***** Supplied records *****

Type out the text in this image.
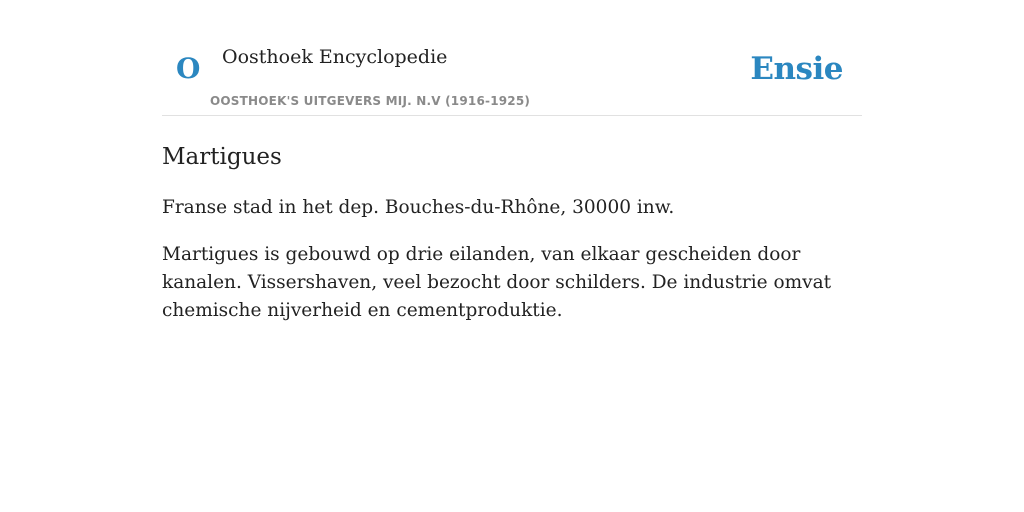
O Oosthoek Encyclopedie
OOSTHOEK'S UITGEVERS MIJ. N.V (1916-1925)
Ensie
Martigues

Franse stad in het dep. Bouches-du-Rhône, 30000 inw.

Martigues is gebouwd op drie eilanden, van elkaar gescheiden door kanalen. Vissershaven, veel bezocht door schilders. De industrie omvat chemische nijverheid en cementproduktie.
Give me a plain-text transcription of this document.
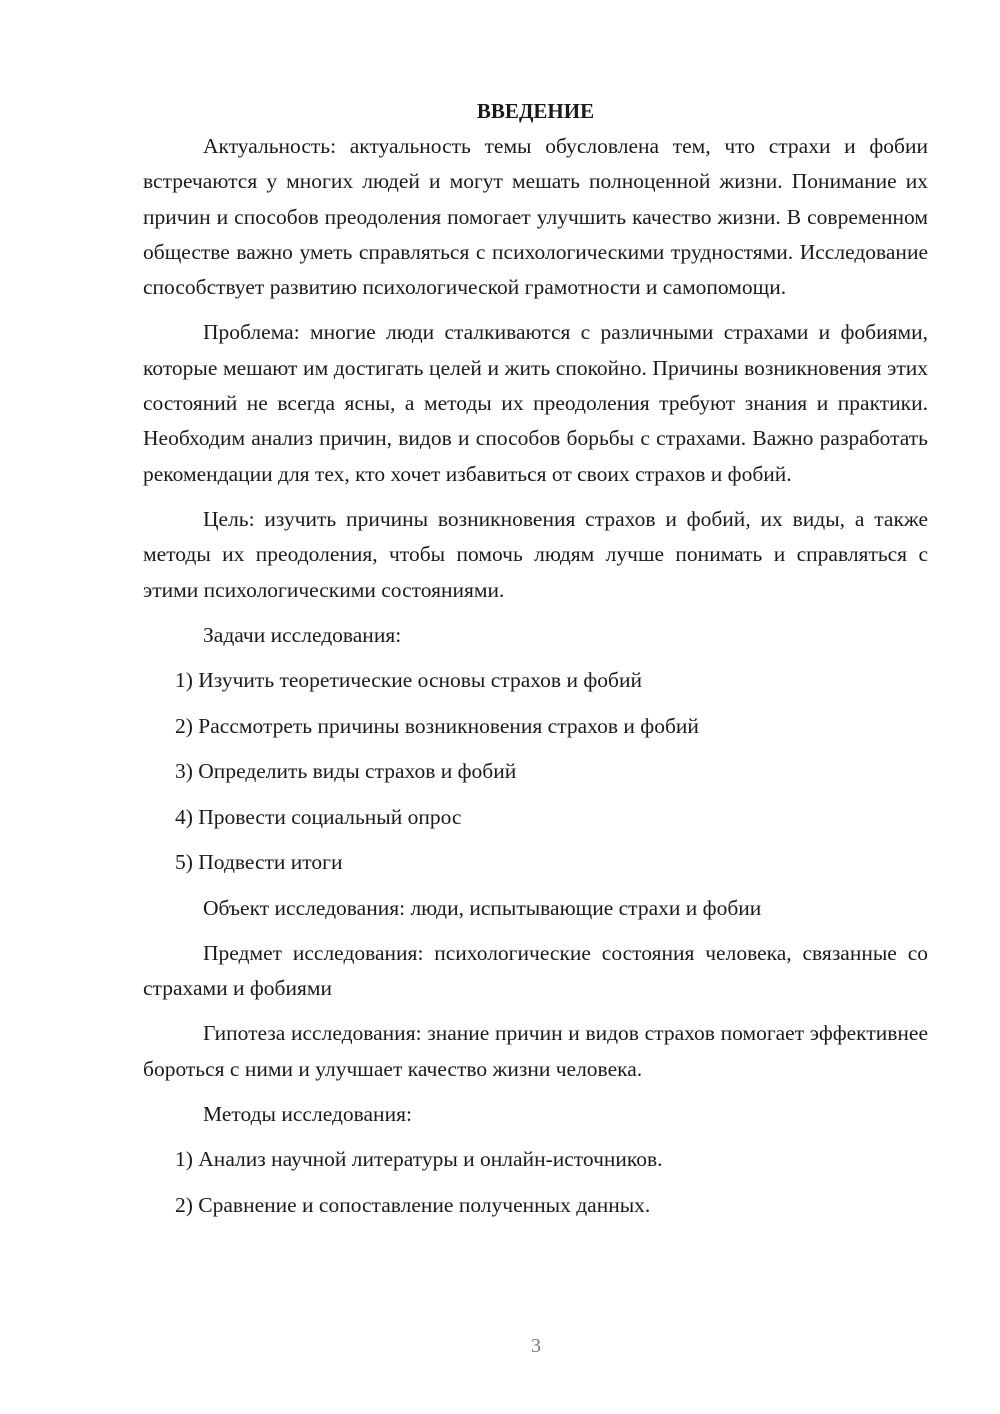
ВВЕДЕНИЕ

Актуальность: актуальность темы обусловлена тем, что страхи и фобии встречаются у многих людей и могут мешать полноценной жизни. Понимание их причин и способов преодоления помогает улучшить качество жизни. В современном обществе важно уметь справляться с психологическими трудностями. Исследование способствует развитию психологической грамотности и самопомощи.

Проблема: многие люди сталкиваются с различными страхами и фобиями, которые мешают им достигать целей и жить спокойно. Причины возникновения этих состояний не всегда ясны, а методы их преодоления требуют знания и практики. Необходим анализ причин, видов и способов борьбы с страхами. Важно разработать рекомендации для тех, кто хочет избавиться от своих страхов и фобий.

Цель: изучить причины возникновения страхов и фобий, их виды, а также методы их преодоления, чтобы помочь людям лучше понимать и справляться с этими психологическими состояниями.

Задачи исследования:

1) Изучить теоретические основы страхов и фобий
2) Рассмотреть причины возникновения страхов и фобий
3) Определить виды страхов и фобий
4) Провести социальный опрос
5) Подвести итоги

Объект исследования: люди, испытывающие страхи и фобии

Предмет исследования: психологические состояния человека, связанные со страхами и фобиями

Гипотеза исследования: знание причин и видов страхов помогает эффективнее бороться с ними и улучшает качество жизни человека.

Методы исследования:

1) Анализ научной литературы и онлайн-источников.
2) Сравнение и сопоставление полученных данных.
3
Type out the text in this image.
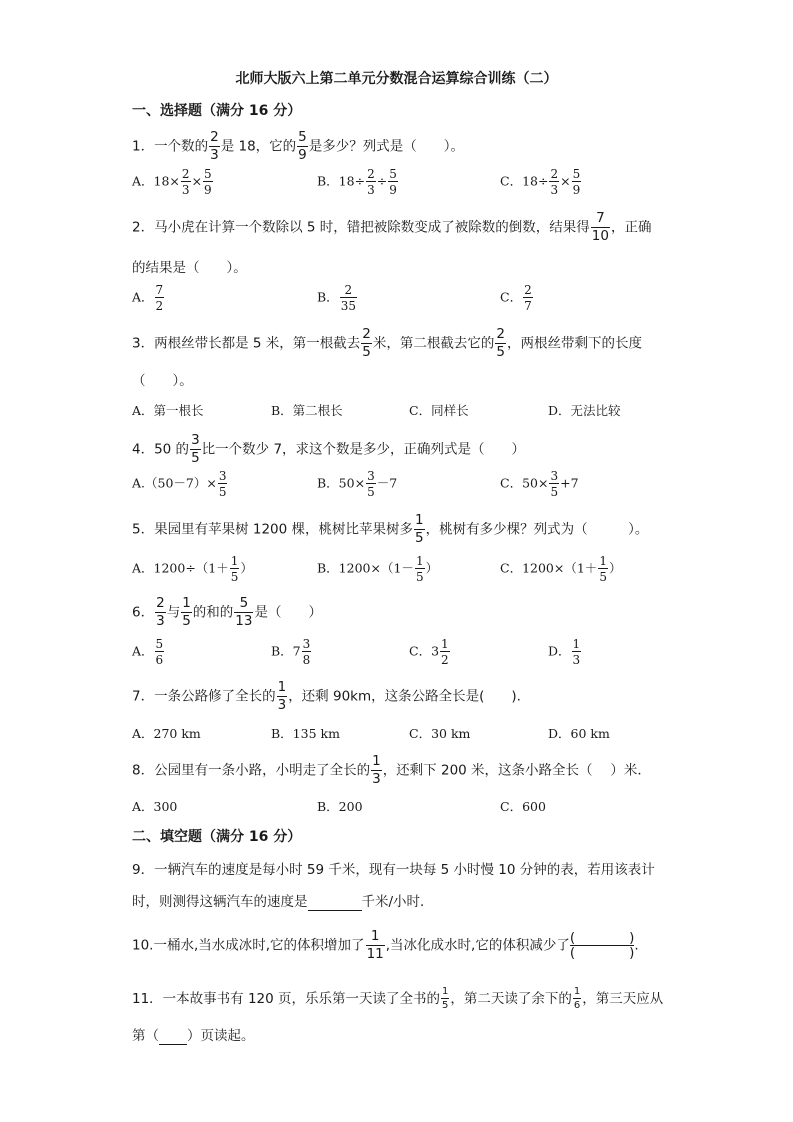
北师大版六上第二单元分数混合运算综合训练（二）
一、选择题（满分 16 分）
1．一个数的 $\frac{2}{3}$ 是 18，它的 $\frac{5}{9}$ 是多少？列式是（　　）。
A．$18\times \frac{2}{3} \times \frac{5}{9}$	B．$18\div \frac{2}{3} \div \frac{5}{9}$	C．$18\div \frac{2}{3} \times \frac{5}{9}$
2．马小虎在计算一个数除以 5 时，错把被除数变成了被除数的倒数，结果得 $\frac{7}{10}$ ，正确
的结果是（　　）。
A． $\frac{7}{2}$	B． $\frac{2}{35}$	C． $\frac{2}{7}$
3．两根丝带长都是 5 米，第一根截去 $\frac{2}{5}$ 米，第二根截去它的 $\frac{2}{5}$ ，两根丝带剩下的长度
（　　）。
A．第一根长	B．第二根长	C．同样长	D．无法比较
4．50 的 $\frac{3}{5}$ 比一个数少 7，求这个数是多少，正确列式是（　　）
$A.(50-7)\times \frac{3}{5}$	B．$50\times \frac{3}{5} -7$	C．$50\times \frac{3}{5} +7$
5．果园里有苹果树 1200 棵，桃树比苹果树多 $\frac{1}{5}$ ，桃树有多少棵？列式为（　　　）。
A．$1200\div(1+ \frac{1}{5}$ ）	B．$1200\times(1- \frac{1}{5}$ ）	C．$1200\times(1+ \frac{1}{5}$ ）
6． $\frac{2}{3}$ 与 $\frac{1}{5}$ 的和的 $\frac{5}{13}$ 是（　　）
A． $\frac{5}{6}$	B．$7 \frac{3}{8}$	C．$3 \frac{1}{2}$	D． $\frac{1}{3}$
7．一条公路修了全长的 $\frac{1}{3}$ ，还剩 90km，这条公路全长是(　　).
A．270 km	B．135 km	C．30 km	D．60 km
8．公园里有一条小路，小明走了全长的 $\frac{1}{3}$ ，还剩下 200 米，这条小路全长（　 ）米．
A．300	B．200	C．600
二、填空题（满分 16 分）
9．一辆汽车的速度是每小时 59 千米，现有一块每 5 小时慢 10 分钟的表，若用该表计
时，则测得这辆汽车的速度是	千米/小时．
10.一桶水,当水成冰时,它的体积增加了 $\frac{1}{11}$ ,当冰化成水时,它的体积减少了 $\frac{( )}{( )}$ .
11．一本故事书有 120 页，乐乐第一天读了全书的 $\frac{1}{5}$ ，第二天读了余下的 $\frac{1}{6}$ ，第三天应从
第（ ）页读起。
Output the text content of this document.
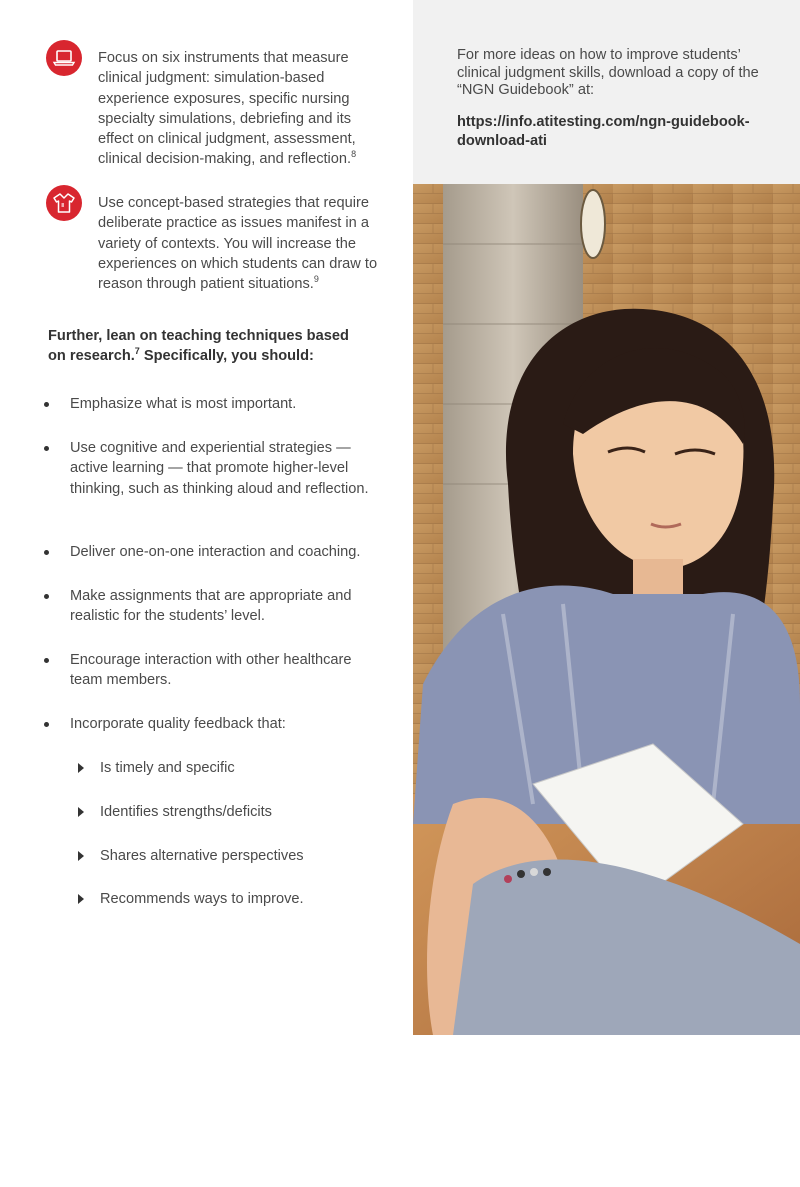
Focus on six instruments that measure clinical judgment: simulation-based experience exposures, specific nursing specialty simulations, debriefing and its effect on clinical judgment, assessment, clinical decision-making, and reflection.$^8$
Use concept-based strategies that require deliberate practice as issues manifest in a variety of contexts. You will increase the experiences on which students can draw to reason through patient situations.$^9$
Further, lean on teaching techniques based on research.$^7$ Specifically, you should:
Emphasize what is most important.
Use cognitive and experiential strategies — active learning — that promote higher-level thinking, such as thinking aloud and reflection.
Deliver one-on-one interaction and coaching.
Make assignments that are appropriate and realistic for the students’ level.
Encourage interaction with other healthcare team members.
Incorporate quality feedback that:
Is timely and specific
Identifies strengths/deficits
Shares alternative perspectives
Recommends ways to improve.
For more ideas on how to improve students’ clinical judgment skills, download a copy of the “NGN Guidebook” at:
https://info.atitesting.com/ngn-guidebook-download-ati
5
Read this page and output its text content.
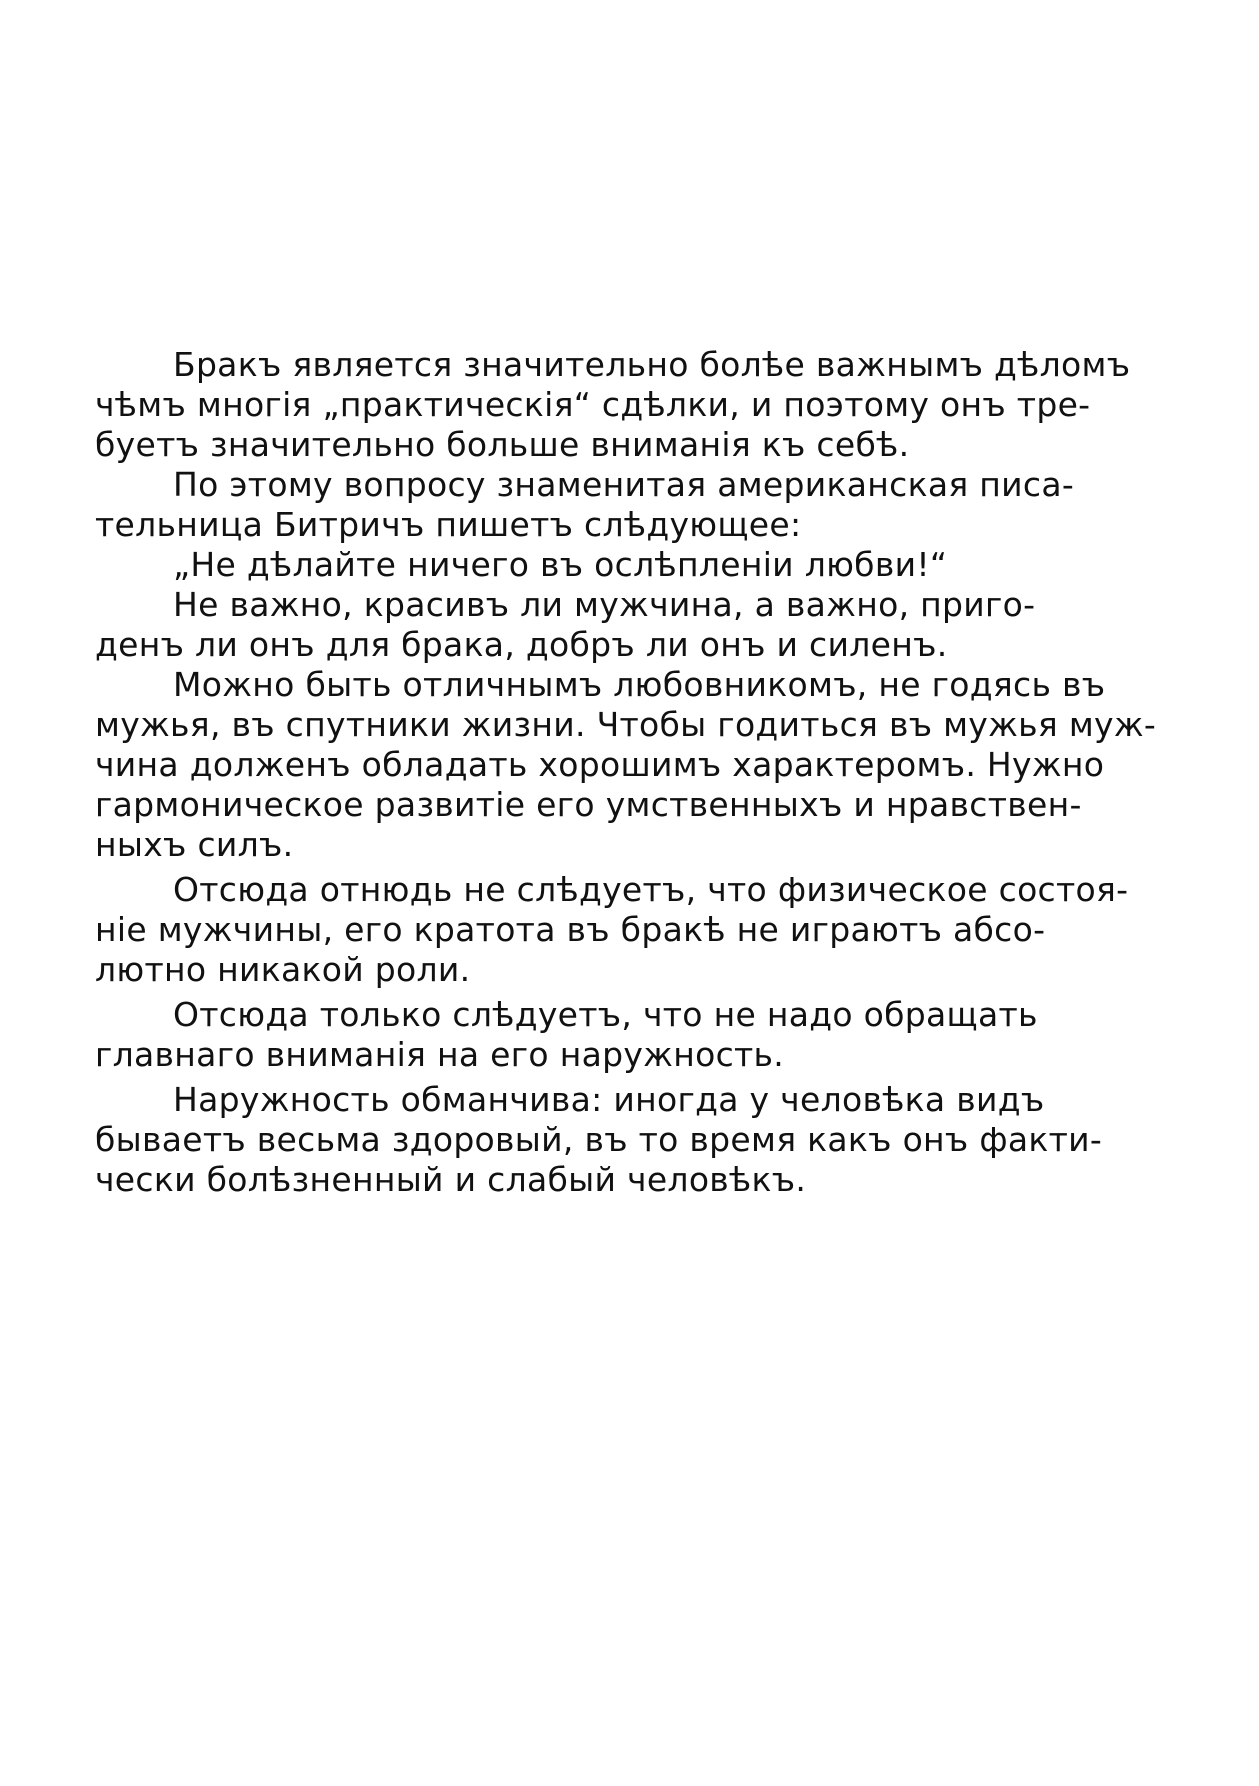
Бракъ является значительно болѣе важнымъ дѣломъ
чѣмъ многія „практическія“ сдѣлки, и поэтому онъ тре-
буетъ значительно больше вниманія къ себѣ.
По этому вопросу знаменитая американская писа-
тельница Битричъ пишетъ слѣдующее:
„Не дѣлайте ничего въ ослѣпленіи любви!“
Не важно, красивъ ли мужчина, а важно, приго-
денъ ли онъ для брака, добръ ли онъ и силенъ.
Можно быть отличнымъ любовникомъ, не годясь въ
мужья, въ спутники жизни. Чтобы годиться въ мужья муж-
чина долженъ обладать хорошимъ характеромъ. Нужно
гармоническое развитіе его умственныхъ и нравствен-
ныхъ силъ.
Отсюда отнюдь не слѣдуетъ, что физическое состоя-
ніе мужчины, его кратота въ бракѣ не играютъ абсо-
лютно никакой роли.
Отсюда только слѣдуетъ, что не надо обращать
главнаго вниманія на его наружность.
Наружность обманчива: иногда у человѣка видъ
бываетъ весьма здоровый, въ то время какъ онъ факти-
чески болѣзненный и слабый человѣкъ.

*****

Reproduce the records, all of them, word for word; omit the pictures.

Response to the task:
Type out the text in this image.
O Oosthoek Encyclopedie
OOSTHOEK'S UITGEVERS MIJ. N.V (1916-1925)
Ensie
Martigues

Franse stad in het dep. Bouches-du-Rhône, 30000 inw.

Martigues is gebouwd op drie eilanden, van elkaar gescheiden door kanalen. Vissershaven, veel bezocht door schilders. De industrie omvat chemische nijverheid en cementproduktie.
Give me a plain-text transcription of this document.
ВВЕДЕНИЕ

Актуальность: актуальность темы обусловлена тем, что страхи и фобии встречаются у многих людей и могут мешать полноценной жизни. Понимание их причин и способов преодоления помогает улучшить качество жизни. В современном обществе важно уметь справляться с психологическими трудностями. Исследование способствует развитию психологической грамотности и самопомощи.

Проблема: многие люди сталкиваются с различными страхами и фобиями, которые мешают им достигать целей и жить спокойно. Причины возникновения этих состояний не всегда ясны, а методы их преодоления требуют знания и практики. Необходим анализ причин, видов и способов борьбы с страхами. Важно разработать рекомендации для тех, кто хочет избавиться от своих страхов и фобий.

Цель: изучить причины возникновения страхов и фобий, их виды, а также методы их преодоления, чтобы помочь людям лучше понимать и справляться с этими психологическими состояниями.

Задачи исследования:

1) Изучить теоретические основы страхов и фобий
2) Рассмотреть причины возникновения страхов и фобий
3) Определить виды страхов и фобий
4) Провести социальный опрос
5) Подвести итоги

Объект исследования: люди, испытывающие страхи и фобии

Предмет исследования: психологические состояния человека, связанные со страхами и фобиями

Гипотеза исследования: знание причин и видов страхов помогает эффективнее бороться с ними и улучшает качество жизни человека.

Методы исследования:

1) Анализ научной литературы и онлайн-источников.
2) Сравнение и сопоставление полученных данных.
3
Type out the text in this image.
北师大版六上第二单元分数混合运算综合训练（二）
一、选择题（满分 16 分）
1．一个数的 $\frac{2}{3}$ 是 18，它的 $\frac{5}{9}$ 是多少？列式是（　　）。
A．$18\times \frac{2}{3} \times \frac{5}{9}$	B．$18\div \frac{2}{3} \div \frac{5}{9}$	C．$18\div \frac{2}{3} \times \frac{5}{9}$
2．马小虎在计算一个数除以 5 时，错把被除数变成了被除数的倒数，结果得 $\frac{7}{10}$ ，正确
的结果是（　　）。
A． $\frac{7}{2}$	B． $\frac{2}{35}$	C． $\frac{2}{7}$
3．两根丝带长都是 5 米，第一根截去 $\frac{2}{5}$ 米，第二根截去它的 $\frac{2}{5}$ ，两根丝带剩下的长度
（　　）。
A．第一根长	B．第二根长	C．同样长	D．无法比较
4．50 的 $\frac{3}{5}$ 比一个数少 7，求这个数是多少，正确列式是（　　）
$A.(50-7)\times \frac{3}{5}$	B．$50\times \frac{3}{5} -7$	C．$50\times \frac{3}{5} +7$
5．果园里有苹果树 1200 棵，桃树比苹果树多 $\frac{1}{5}$ ，桃树有多少棵？列式为（　　　）。
A．$1200\div(1+ \frac{1}{5}$ ）	B．$1200\times(1- \frac{1}{5}$ ）	C．$1200\times(1+ \frac{1}{5}$ ）
6． $\frac{2}{3}$ 与 $\frac{1}{5}$ 的和的 $\frac{5}{13}$ 是（　　）
A． $\frac{5}{6}$	B．$7 \frac{3}{8}$	C．$3 \frac{1}{2}$	D． $\frac{1}{3}$
7．一条公路修了全长的 $\frac{1}{3}$ ，还剩 90km，这条公路全长是(　　).
A．270 km	B．135 km	C．30 km	D．60 km
8．公园里有一条小路，小明走了全长的 $\frac{1}{3}$ ，还剩下 200 米，这条小路全长（　 ）米．
A．300	B．200	C．600
二、填空题（满分 16 分）
9．一辆汽车的速度是每小时 59 千米，现有一块每 5 小时慢 10 分钟的表，若用该表计
时，则测得这辆汽车的速度是	千米/小时．
10.一桶水,当水成冰时,它的体积增加了 $\frac{1}{11}$ ,当冰化成水时,它的体积减少了 $\frac{( )}{( )}$ .
11．一本故事书有 120 页，乐乐第一天读了全书的 $\frac{1}{5}$ ，第二天读了余下的 $\frac{1}{6}$ ，第三天应从
第（ ）页读起。
Output the text content of this document.
Focus on six instruments that measure clinical judgment: simulation-based experience exposures, specific nursing specialty simulations, debriefing and its effect on clinical judgment, assessment, clinical decision-making, and reflection.$^8$
Use concept-based strategies that require deliberate practice as issues manifest in a variety of contexts. You will increase the experiences on which students can draw to reason through patient situations.$^9$
Further, lean on teaching techniques based on research.$^7$ Specifically, you should:
Emphasize what is most important.
Use cognitive and experiential strategies — active learning — that promote higher-level thinking, such as thinking aloud and reflection.
Deliver one-on-one interaction and coaching.
Make assignments that are appropriate and realistic for the students’ level.
Encourage interaction with other healthcare team members.
Incorporate quality feedback that:
Is timely and specific
Identifies strengths/deficits
Shares alternative perspectives
Recommends ways to improve.
For more ideas on how to improve students’ clinical judgment skills, download a copy of the “NGN Guidebook” at:
https://info.atitesting.com/ngn-guidebook-download-ati
5
Read this page and output its text content.
Бракъ является значительно болѣе важнымъ дѣломъ
чѣмъ многія „практическія“ сдѣлки, и поэтому онъ тре-
буетъ значительно больше вниманія къ себѣ.
По этому вопросу знаменитая американская писа-
тельница Битричъ пишетъ слѣдующее:
„Не дѣлайте ничего въ ослѣпленіи любви!“
Не важно, красивъ ли мужчина, а важно, приго-
денъ ли онъ для брака, добръ ли онъ и силенъ.
Можно быть отличнымъ любовникомъ, не годясь въ
мужья, въ спутники жизни. Чтобы годиться въ мужья муж-
чина долженъ обладать хорошимъ характеромъ. Нужно
гармоническое развитіе его умственныхъ и нравствен-
ныхъ силъ.
Отсюда отнюдь не слѣдуетъ, что физическое состоя-
ніе мужчины, его кратота въ бракѣ не играютъ абсо-
лютно никакой роли.
Отсюда только слѣдуетъ, что не надо обращать
главнаго вниманія на его наружность.
Наружность обманчива: иногда у человѣка видъ
бываетъ весьма здоровый, въ то время какъ онъ факти-
чески болѣзненный и слабый человѣкъ.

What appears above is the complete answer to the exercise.